→ **GIVEN INSTRUCTION**: Wherever the word "эксперимента" turns up in a line of the entries, copy that line.

━━━━━━━━━━━━━━━━

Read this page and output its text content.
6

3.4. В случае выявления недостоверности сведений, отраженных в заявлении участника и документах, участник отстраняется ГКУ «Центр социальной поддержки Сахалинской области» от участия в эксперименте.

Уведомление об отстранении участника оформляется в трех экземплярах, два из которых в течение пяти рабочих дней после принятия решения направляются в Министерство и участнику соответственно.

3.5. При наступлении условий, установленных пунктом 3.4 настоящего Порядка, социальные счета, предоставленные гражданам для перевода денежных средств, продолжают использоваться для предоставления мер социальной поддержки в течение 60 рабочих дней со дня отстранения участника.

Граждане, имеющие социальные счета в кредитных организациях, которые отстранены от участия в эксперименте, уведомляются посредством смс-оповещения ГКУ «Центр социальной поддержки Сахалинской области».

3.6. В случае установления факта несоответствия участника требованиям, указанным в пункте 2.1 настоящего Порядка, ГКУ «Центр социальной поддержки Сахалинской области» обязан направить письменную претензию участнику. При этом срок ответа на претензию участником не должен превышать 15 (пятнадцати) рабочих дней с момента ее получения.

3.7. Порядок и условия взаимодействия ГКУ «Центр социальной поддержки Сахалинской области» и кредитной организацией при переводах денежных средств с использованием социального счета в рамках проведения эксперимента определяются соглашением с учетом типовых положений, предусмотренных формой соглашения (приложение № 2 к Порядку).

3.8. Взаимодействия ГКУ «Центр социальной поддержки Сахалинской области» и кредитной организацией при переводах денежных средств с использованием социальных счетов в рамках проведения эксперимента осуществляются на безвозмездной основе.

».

━━━━━━━━━━━━━━━━

→ **ANSWER**:
3.7. Порядок и условия взаимодействия ГКУ «Центр социальной поддержки Сахалинской области» и кредитной организацией при переводах денежных средств с использованием социального счета в рамках проведения эксперимента определяются соглашением с учетом типовых положений, предусмотренных формой соглашения (приложение № 2 к Порядку).
3.8. Взаимодействия ГКУ «Центр социальной поддержки Сахалинской области» и кредитной организацией при переводах денежных средств с использованием социальных счетов в рамках проведения эксперимента осуществляются на безвозмездной основе.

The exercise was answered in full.